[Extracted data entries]
********************

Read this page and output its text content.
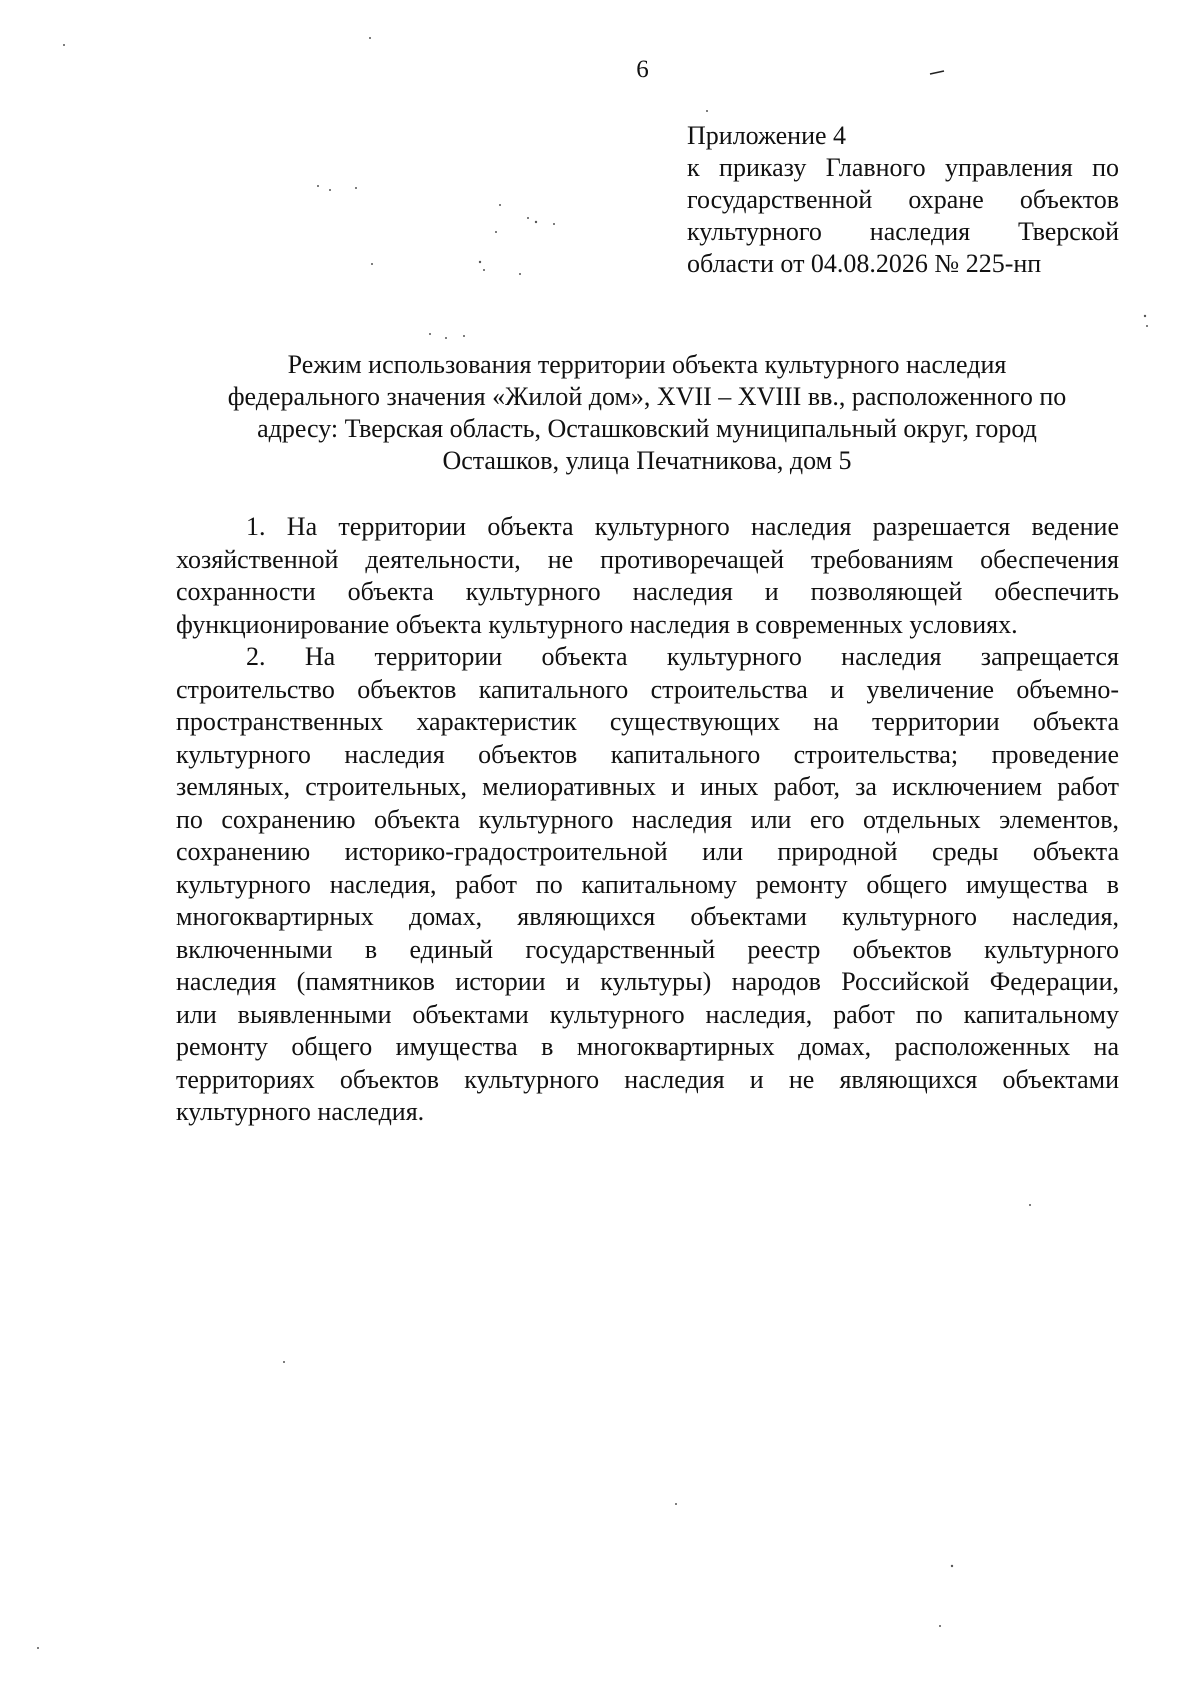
6
Приложение 4
к приказу Главного управления по
государственной охране объектов
культурного наследия Тверской
области от 04.08.2026 № 225-нп
Режим использования территории объекта культурного наследия
федерального значения «Жилой дом», XVII – XVIII вв., расположенного по
адресу: Тверская область, Осташковский муниципальный округ, город
Осташков, улица Печатникова, дом 5
1. На территории объекта культурного наследия разрешается ведение
хозяйственной деятельности, не противоречащей требованиям обеспечения
сохранности объекта культурного наследия и позволяющей обеспечить
функционирование объекта культурного наследия в современных условиях.
2. На территории объекта культурного наследия запрещается
строительство объектов капитального строительства и увеличение объемно-
пространственных характеристик существующих на территории объекта
культурного наследия объектов капитального строительства; проведение
земляных, строительных, мелиоративных и иных работ, за исключением работ
по сохранению объекта культурного наследия или его отдельных элементов,
сохранению историко-градостроительной или природной среды объекта
культурного наследия, работ по капитальному ремонту общего имущества в
многоквартирных домах, являющихся объектами культурного наследия,
включенными в единый государственный реестр объектов культурного
наследия (памятников истории и культуры) народов Российской Федерации,
или выявленными объектами культурного наследия, работ по капитальному
ремонту общего имущества в многоквартирных домах, расположенных на
территориях объектов культурного наследия и не являющихся объектами
культурного наследия.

********************

Written task - Copy each line of the listing that contains the string "домах".

Solution to this exercise -
многоквартирных домах, являющихся объектами культурного наследия,
ремонту общего имущества в многоквартирных домах, расположенных на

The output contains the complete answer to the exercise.